▶ _Exercise task_
Work out the number of lines in the records that include the word "code"; reply with that number alone.

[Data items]
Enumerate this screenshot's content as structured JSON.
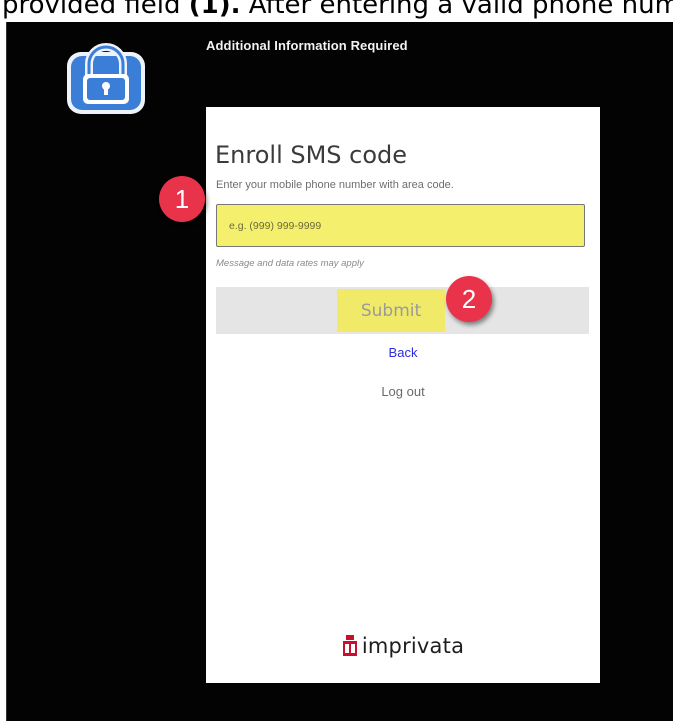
{
  "caption": {
    "before": "provided field ",
    "bold": "(1).",
    "after": " After entering a valid phone num"
  },
  "window": {
    "title": "Additional Information Required"
  },
  "card": {
    "title": "Enroll SMS code",
    "subtitle": "Enter your mobile phone number with area code.",
    "phone_placeholder": "e.g. (999) 999-9999",
    "phone_value": "",
    "rates_note": "Message and data rates may apply",
    "submit_label": "Submit",
    "back_label": "Back",
    "logout_label": "Log out",
    "brand_name": "imprivata"
  },
  "callouts": [
    "1",
    "2"
  ],
  "colors": {
    "window_bg": "#030303",
    "highlight": "#f1ea68",
    "callout": "#e8334a",
    "link": "#2b2be0",
    "brand": "#c8102e",
    "lock_blue": "#3a7ed8"
  },
  "icons": {
    "app": "lock-icon",
    "brand": "imprivata-logo-icon"
  }
}
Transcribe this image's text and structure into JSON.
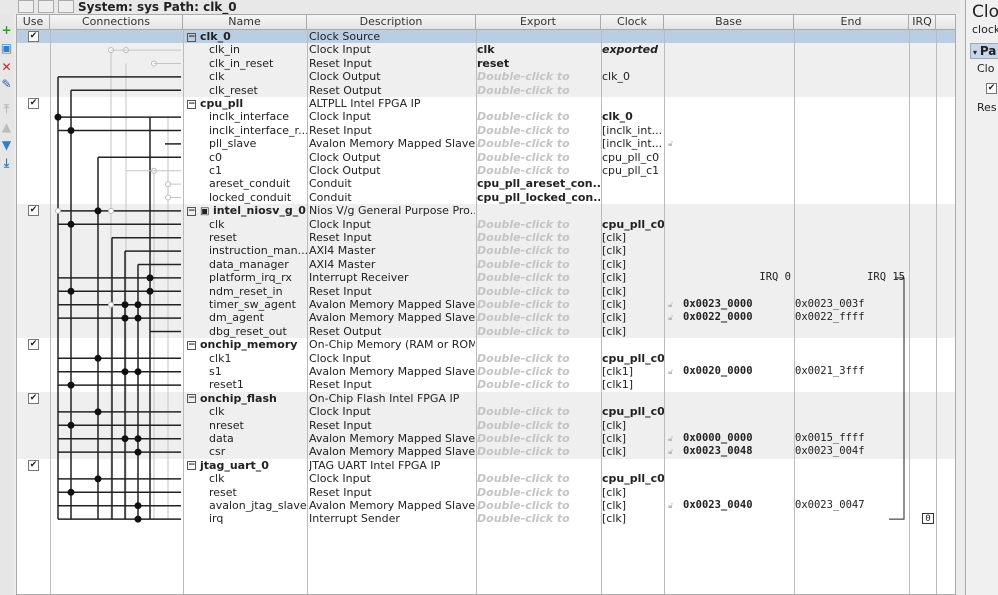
{
  "topbar": {
    "label": "System: sys   Path: clk_0"
  },
  "columns": {
    "use": "Use",
    "connections": "Connections",
    "name": "Name",
    "description": "Description",
    "export": "Export",
    "clock": "Clock",
    "base": "Base",
    "end": "End",
    "irq": "IRQ"
  },
  "toolbar": [
    {
      "icon": "add-icon",
      "glyph": "+",
      "color": "#2a9d2a"
    },
    {
      "icon": "add-connection-icon",
      "glyph": "▣",
      "color": "#2f7fc9"
    },
    {
      "icon": "remove-icon",
      "glyph": "✕",
      "color": "#d32020"
    },
    {
      "icon": "edit-icon",
      "glyph": "✎",
      "color": "#2f5fb0"
    },
    {
      "icon": "move-top-icon",
      "glyph": "⤒",
      "color": "#bbb"
    },
    {
      "icon": "move-up-icon",
      "glyph": "▲",
      "color": "#bbb"
    },
    {
      "icon": "move-down-icon",
      "glyph": "▼",
      "color": "#2f7fc9"
    },
    {
      "icon": "move-bottom-icon",
      "glyph": "⤓",
      "color": "#2f7fc9"
    }
  ],
  "rows": [
    {
      "type": "module",
      "name": "clk_0",
      "desc": "Clock Source",
      "export": "",
      "clock": "",
      "base": "",
      "end": "",
      "irq": "",
      "checked": true,
      "selected": true
    },
    {
      "name": "clk_in",
      "desc": "Clock Input",
      "export": "clk",
      "exportBold": true,
      "clock": "exported",
      "clockStyle": "bi"
    },
    {
      "name": "clk_in_reset",
      "desc": "Reset Input",
      "export": "reset",
      "exportBold": true,
      "clock": ""
    },
    {
      "name": "clk",
      "desc": "Clock Output",
      "export": "Double-click to",
      "clock": "clk_0"
    },
    {
      "name": "clk_reset",
      "desc": "Reset Output",
      "export": "Double-click to",
      "clock": ""
    },
    {
      "type": "module",
      "name": "cpu_pll",
      "desc": "ALTPLL Intel FPGA IP",
      "checked": true
    },
    {
      "name": "inclk_interface",
      "desc": "Clock Input",
      "export": "Double-click to",
      "clock": "clk_0",
      "clockStyle": "bold"
    },
    {
      "name": "inclk_interface_r...",
      "desc": "Reset Input",
      "export": "Double-click to",
      "clock": "[inclk_int..."
    },
    {
      "name": "pll_slave",
      "desc": "Avalon Memory Mapped Slave",
      "export": "Double-click to",
      "clock": "[inclk_int...",
      "lock": true
    },
    {
      "name": "c0",
      "desc": "Clock Output",
      "export": "Double-click to",
      "clock": "cpu_pll_c0"
    },
    {
      "name": "c1",
      "desc": "Clock Output",
      "export": "Double-click to",
      "clock": "cpu_pll_c1"
    },
    {
      "name": "areset_conduit",
      "desc": "Conduit",
      "export": "cpu_pll_areset_con...",
      "exportBold": true
    },
    {
      "name": "locked_conduit",
      "desc": "Conduit",
      "export": "cpu_pll_locked_con...",
      "exportBold": true
    },
    {
      "type": "module",
      "name": "intel_niosv_g_0",
      "desc": "Nios V/g General Purpose Pro...",
      "checked": true,
      "cpu": true
    },
    {
      "name": "clk",
      "desc": "Clock Input",
      "export": "Double-click to",
      "clock": "cpu_pll_c0",
      "clockStyle": "bold"
    },
    {
      "name": "reset",
      "desc": "Reset Input",
      "export": "Double-click to",
      "clock": "[clk]"
    },
    {
      "name": "instruction_man...",
      "desc": "AXI4 Master",
      "export": "Double-click to",
      "clock": "[clk]"
    },
    {
      "name": "data_manager",
      "desc": "AXI4 Master",
      "export": "Double-click to",
      "clock": "[clk]"
    },
    {
      "name": "platform_irq_rx",
      "desc": "Interrupt Receiver",
      "export": "Double-click to",
      "clock": "[clk]",
      "base": "IRQ 0",
      "end": "IRQ 15",
      "irqRange": true
    },
    {
      "name": "ndm_reset_in",
      "desc": "Reset Input",
      "export": "Double-click to",
      "clock": "[clk]"
    },
    {
      "name": "timer_sw_agent",
      "desc": "Avalon Memory Mapped Slave",
      "export": "Double-click to",
      "clock": "[clk]",
      "base": "0x0023_0000",
      "end": "0x0023_003f",
      "lock": true
    },
    {
      "name": "dm_agent",
      "desc": "Avalon Memory Mapped Slave",
      "export": "Double-click to",
      "clock": "[clk]",
      "base": "0x0022_0000",
      "end": "0x0022_ffff",
      "lock": true
    },
    {
      "name": "dbg_reset_out",
      "desc": "Reset Output",
      "export": "Double-click to",
      "clock": "[clk]"
    },
    {
      "type": "module",
      "name": "onchip_memory",
      "desc": "On-Chip Memory (RAM or ROM...",
      "checked": true
    },
    {
      "name": "clk1",
      "desc": "Clock Input",
      "export": "Double-click to",
      "clock": "cpu_pll_c0",
      "clockStyle": "bold"
    },
    {
      "name": "s1",
      "desc": "Avalon Memory Mapped Slave",
      "export": "Double-click to",
      "clock": "[clk1]",
      "base": "0x0020_0000",
      "end": "0x0021_3fff",
      "lock": true
    },
    {
      "name": "reset1",
      "desc": "Reset Input",
      "export": "Double-click to",
      "clock": "[clk1]"
    },
    {
      "type": "module",
      "name": "onchip_flash",
      "desc": "On-Chip Flash Intel FPGA IP",
      "checked": true
    },
    {
      "name": "clk",
      "desc": "Clock Input",
      "export": "Double-click to",
      "clock": "cpu_pll_c0",
      "clockStyle": "bold"
    },
    {
      "name": "nreset",
      "desc": "Reset Input",
      "export": "Double-click to",
      "clock": "[clk]"
    },
    {
      "name": "data",
      "desc": "Avalon Memory Mapped Slave",
      "export": "Double-click to",
      "clock": "[clk]",
      "base": "0x0000_0000",
      "end": "0x0015_ffff",
      "lock": true
    },
    {
      "name": "csr",
      "desc": "Avalon Memory Mapped Slave",
      "export": "Double-click to",
      "clock": "[clk]",
      "base": "0x0023_0048",
      "end": "0x0023_004f",
      "lock": true
    },
    {
      "type": "module",
      "name": "jtag_uart_0",
      "desc": "JTAG UART Intel FPGA IP",
      "checked": true
    },
    {
      "name": "clk",
      "desc": "Clock Input",
      "export": "Double-click to",
      "clock": "cpu_pll_c0",
      "clockStyle": "bold"
    },
    {
      "name": "reset",
      "desc": "Reset Input",
      "export": "Double-click to",
      "clock": "[clk]"
    },
    {
      "name": "avalon_jtag_slave",
      "desc": "Avalon Memory Mapped Slave",
      "export": "Double-click to",
      "clock": "[clk]",
      "base": "0x0023_0040",
      "end": "0x0023_0047",
      "lock": true
    },
    {
      "name": "irq",
      "desc": "Interrupt Sender",
      "export": "Double-click to",
      "clock": "[clk]",
      "irq": "0"
    }
  ],
  "right_panel": {
    "title": "Cloc",
    "subtitle": "clock",
    "section": "Pa",
    "line1": "Clo",
    "line2": "Res"
  }
}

▶ _Response to this task_
2